** Input records **

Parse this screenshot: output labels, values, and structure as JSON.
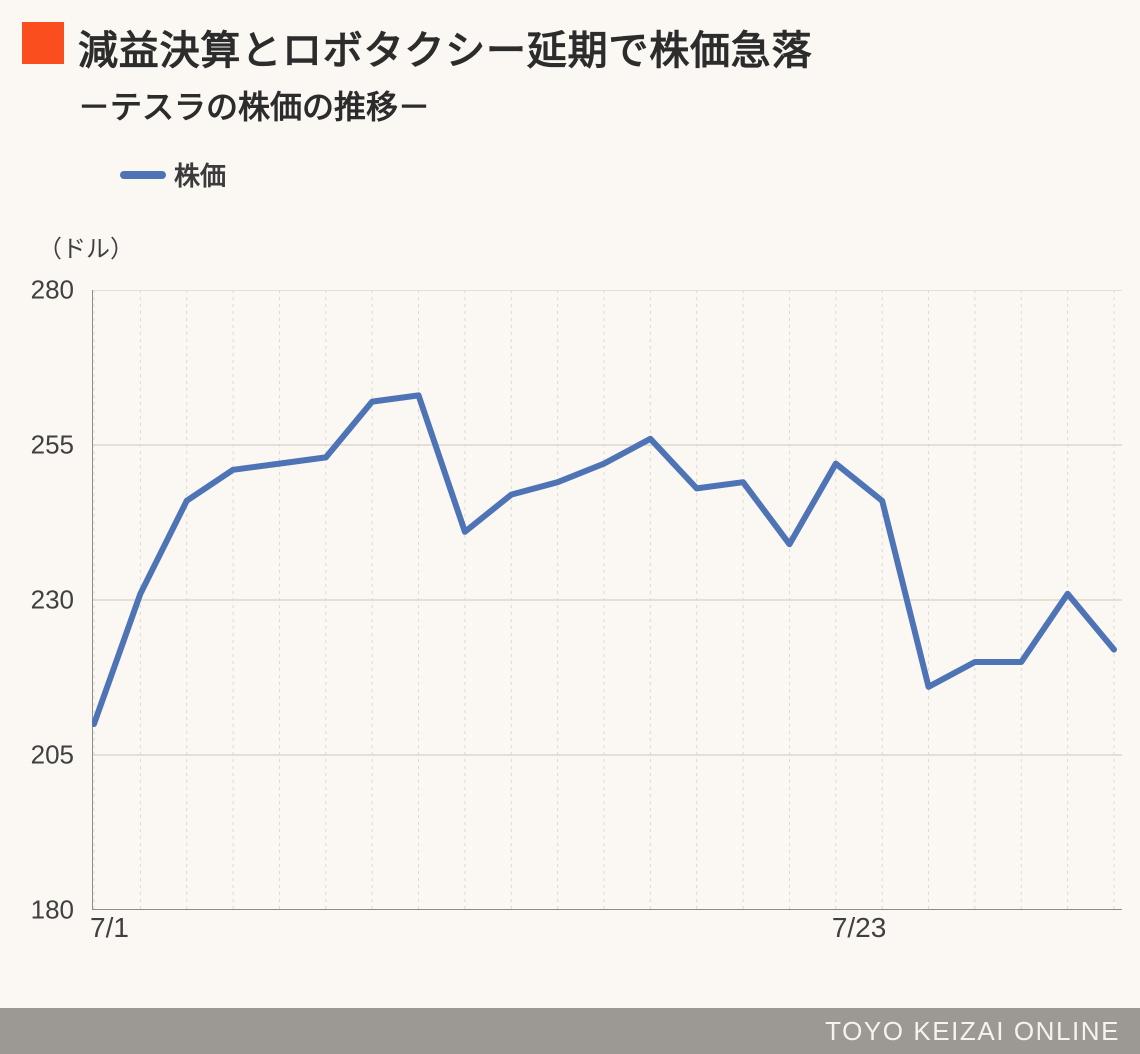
{
  "header": {
    "accent_color": "#fa4e1f",
    "title": "減益決算とロボタクシー延期で株価急落",
    "subtitle": "－テスラの株価の推移－",
    "title_color": "#2c2c2c",
    "title_fontsize": 40,
    "subtitle_fontsize": 32
  },
  "legend": {
    "swatch_color": "#4e74b6",
    "label": "株価",
    "label_fontsize": 26
  },
  "chart": {
    "type": "line",
    "y_unit_label": "（ドル）",
    "background_color": "#fbf8f3",
    "grid_color": "#dcd8d0",
    "axis_line_color": "#8c8c8c",
    "line_color": "#4e74b6",
    "line_width": 6,
    "ylim": [
      180,
      280
    ],
    "ytick_step": 25,
    "y_ticks": [
      180,
      205,
      230,
      255,
      280
    ],
    "x_tick_labels": [
      {
        "index": 0,
        "label": "7/1"
      },
      {
        "index": 16,
        "label": "7/23"
      }
    ],
    "n_points": 22,
    "values": [
      210,
      231,
      246,
      251,
      252,
      253,
      262,
      263,
      241,
      247,
      249,
      252,
      256,
      248,
      249,
      239,
      252,
      246,
      216,
      220,
      220,
      231
    ],
    "extra_values": [
      222
    ],
    "label_fontsize": 26,
    "label_color": "#404040"
  },
  "footer": {
    "text": "TOYO KEIZAI ONLINE",
    "background_color": "#9c9893",
    "text_color": "#f6f3ed"
  }
}
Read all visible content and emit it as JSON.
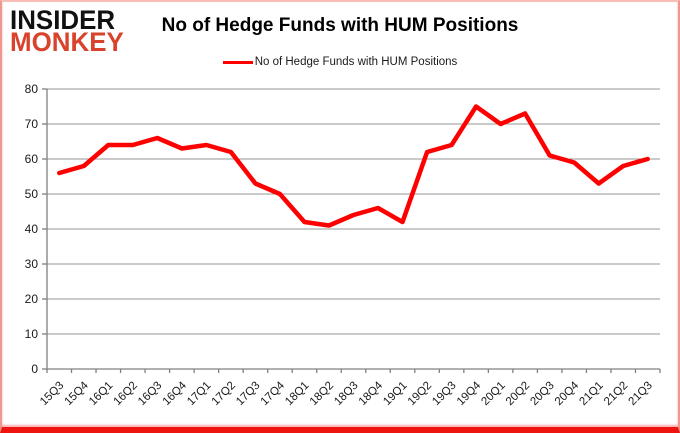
{
  "logo": {
    "line1": "INSIDER",
    "line2": "MONKEY"
  },
  "header": {
    "title": "No of Hedge Funds with HUM Positions"
  },
  "legend": {
    "label": "No of Hedge Funds with HUM Positions"
  },
  "colors": {
    "series_red": "#ff0000",
    "logo_red": "#d8432c",
    "gridline": "#969696",
    "axis": "#808080",
    "tick_label": "#1a1a1a",
    "border_red": "#ee1511"
  },
  "chart_data": {
    "type": "line",
    "title": "No of Hedge Funds with HUM Positions",
    "xlabel": "",
    "ylabel": "",
    "ylim": [
      0,
      80
    ],
    "ytick_interval": 10,
    "grid": true,
    "legend_position": "top-center",
    "categories": [
      "15Q3",
      "15Q4",
      "16Q1",
      "16Q2",
      "16Q3",
      "16Q4",
      "17Q1",
      "17Q2",
      "17Q3",
      "17Q4",
      "18Q1",
      "18Q2",
      "18Q3",
      "18Q4",
      "19Q1",
      "19Q2",
      "19Q3",
      "19Q4",
      "20Q1",
      "20Q2",
      "20Q3",
      "20Q4",
      "21Q1",
      "21Q2",
      "21Q3"
    ],
    "series": [
      {
        "name": "No of Hedge Funds with HUM Positions",
        "color": "#ff0000",
        "values": [
          56,
          58,
          64,
          64,
          66,
          63,
          64,
          62,
          53,
          50,
          42,
          41,
          44,
          46,
          42,
          62,
          64,
          75,
          70,
          73,
          61,
          59,
          53,
          58,
          60
        ]
      }
    ]
  }
}
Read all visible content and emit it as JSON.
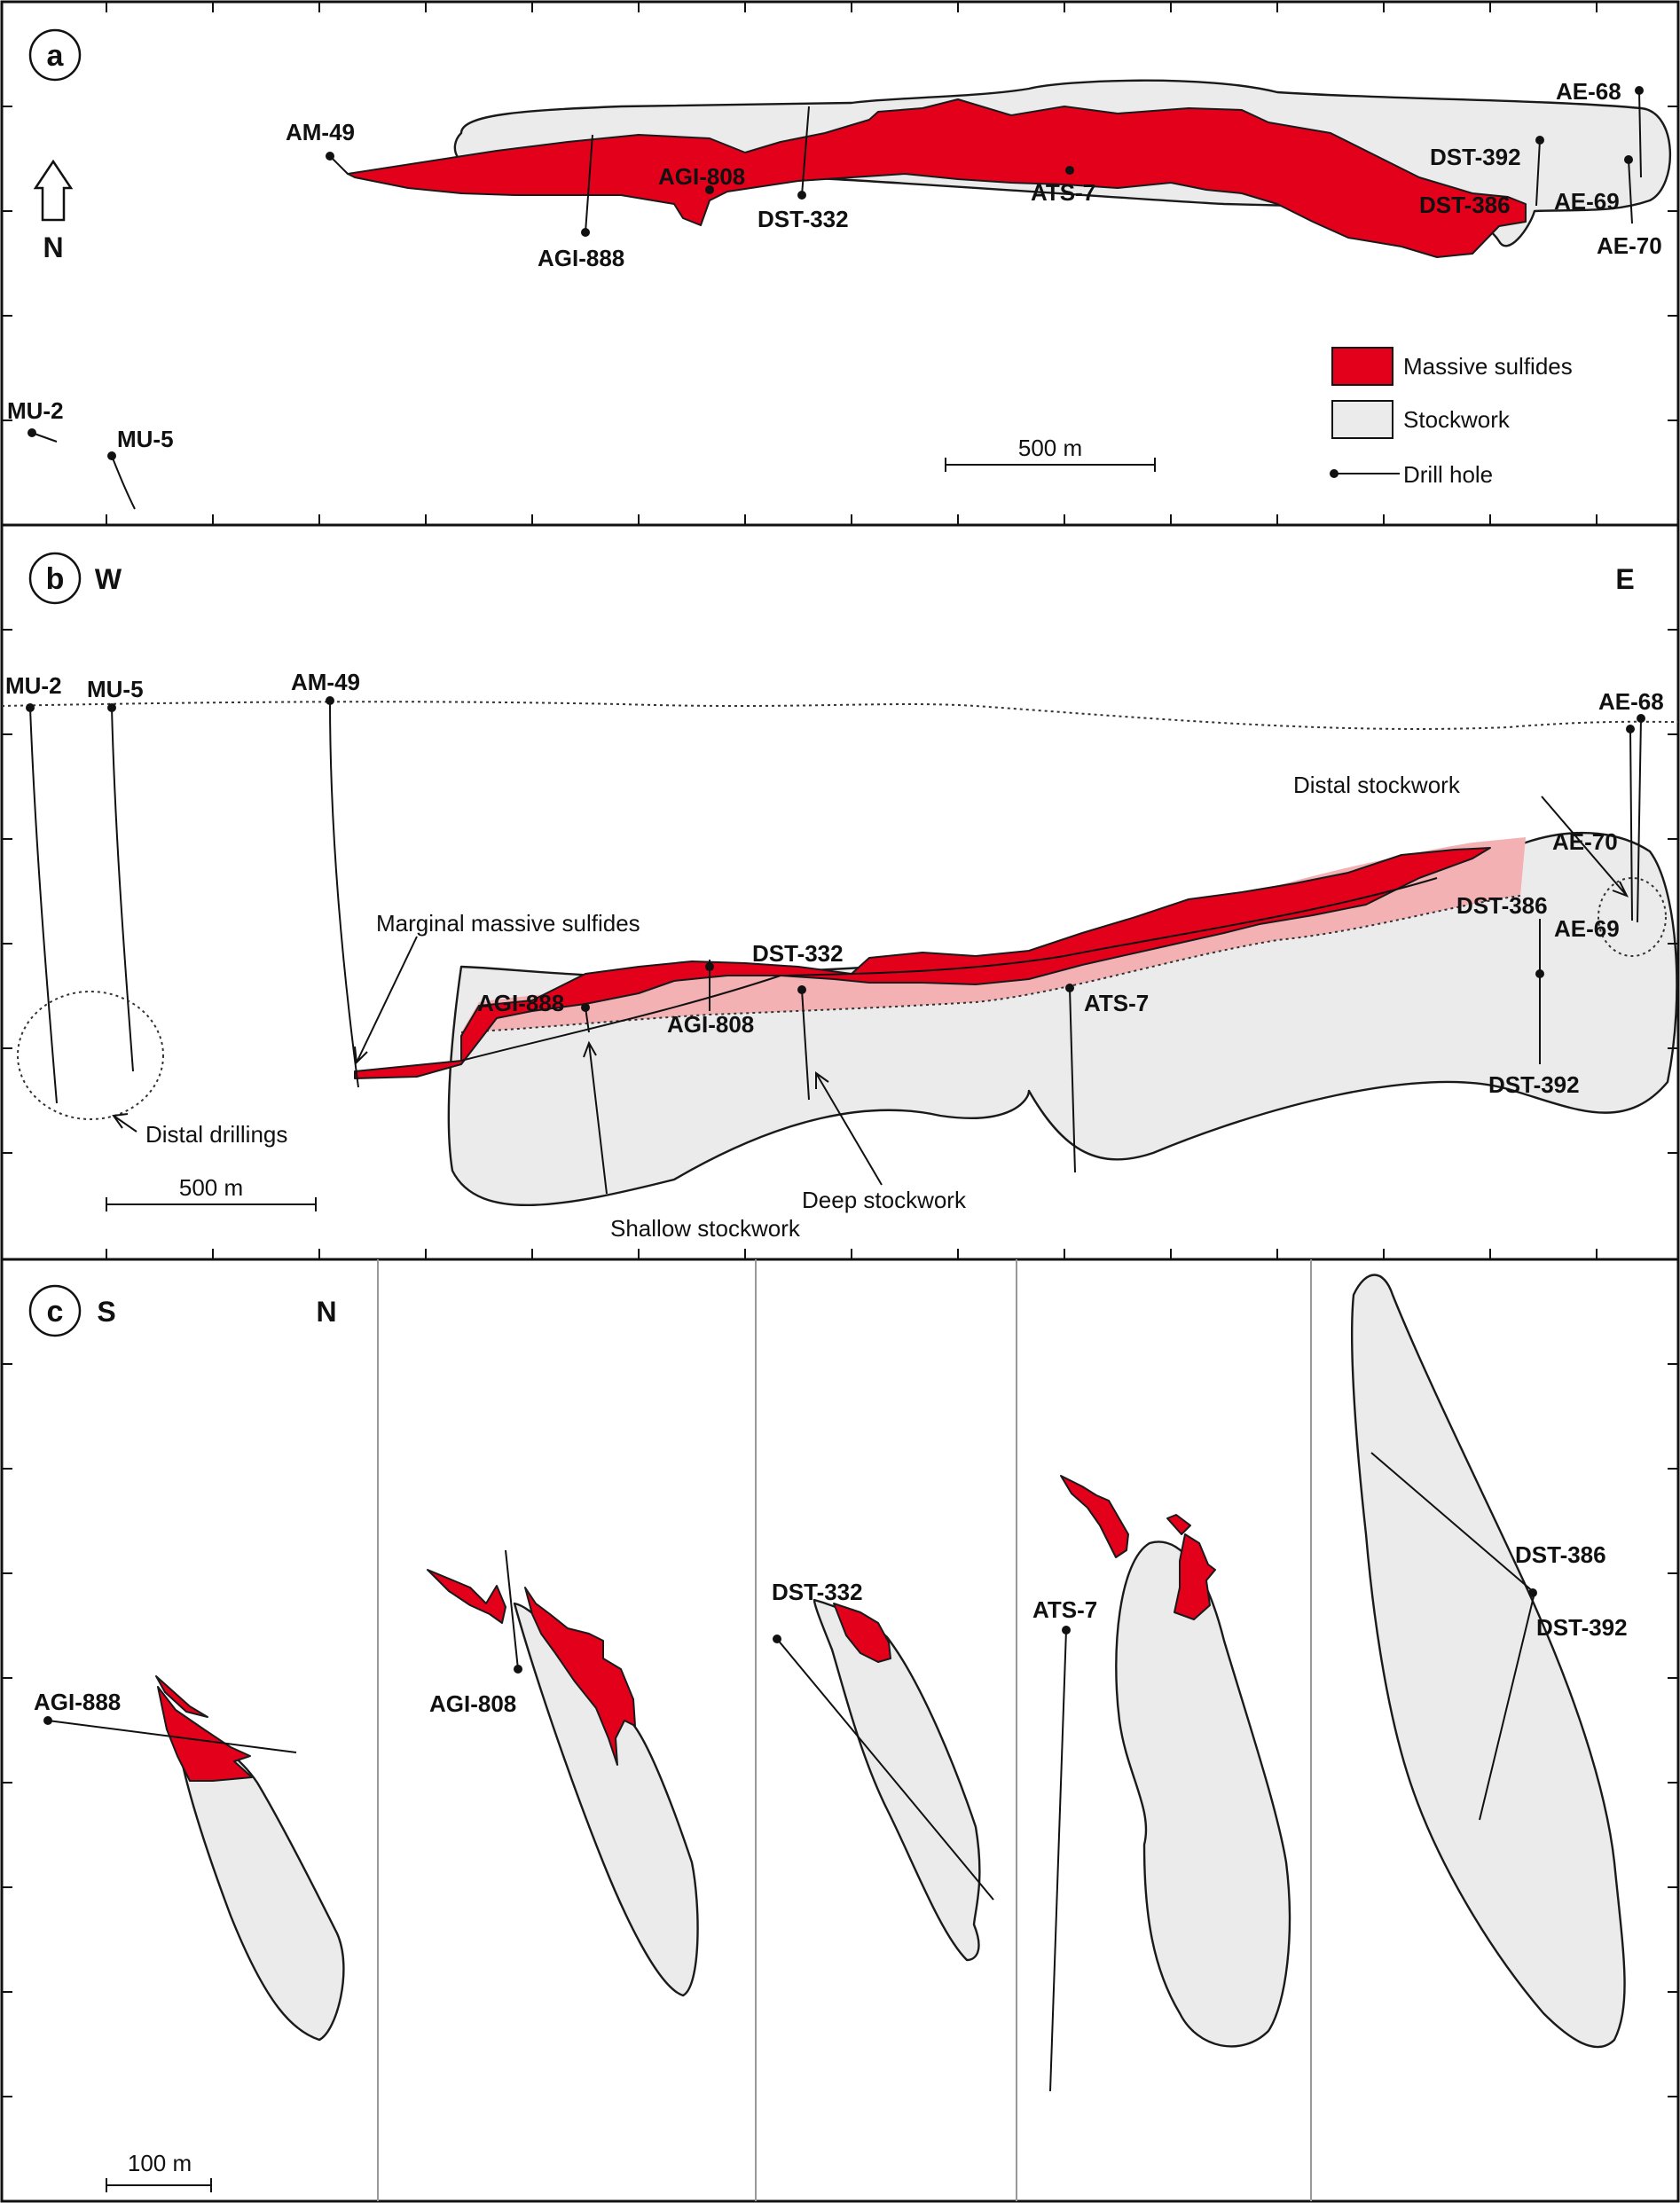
{
  "panels": {
    "a": {
      "letter": "a",
      "north": "N",
      "scale": "500 m",
      "legend": {
        "massive": "Massive sulfides",
        "stockwork": "Stockwork",
        "drill": "Drill hole"
      },
      "holes": {
        "am49": "AM-49",
        "agi888": "AGI-888",
        "agi808": "AGI-808",
        "dst332": "DST-332",
        "ats7": "ATS-7",
        "dst392": "DST-392",
        "dst386": "DST-386",
        "ae68": "AE-68",
        "ae69": "AE-69",
        "ae70": "AE-70",
        "mu2": "MU-2",
        "mu5": "MU-5"
      }
    },
    "b": {
      "letter": "b",
      "west": "W",
      "east": "E",
      "scale": "500 m",
      "holes": {
        "mu2": "MU-2",
        "mu5": "MU-5",
        "am49": "AM-49",
        "ae68": "AE-68",
        "ae70": "AE-70",
        "dst386": "DST-386",
        "ae69": "AE-69",
        "dst392": "DST-392",
        "agi888": "AGI-888",
        "dst332": "DST-332",
        "agi808": "AGI-808",
        "ats7": "ATS-7"
      },
      "notes": {
        "distal_stockwork": "Distal stockwork",
        "marginal": "Marginal massive sulfides",
        "distal_drillings": "Distal drillings",
        "deep_stockwork": "Deep stockwork",
        "shallow_stockwork": "Shallow stockwork"
      }
    },
    "c": {
      "letter": "c",
      "south": "S",
      "north": "N",
      "scale": "100 m",
      "holes": {
        "agi888": "AGI-888",
        "agi808": "AGI-808",
        "dst332": "DST-332",
        "ats7": "ATS-7",
        "dst386": "DST-386",
        "dst392": "DST-392"
      }
    }
  }
}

** Given problem **
Show every line where the string "Distal" appears.

** Correct answer **
        "distal_stockwork": "Distal stockwork",
        "distal_drillings": "Distal drillings",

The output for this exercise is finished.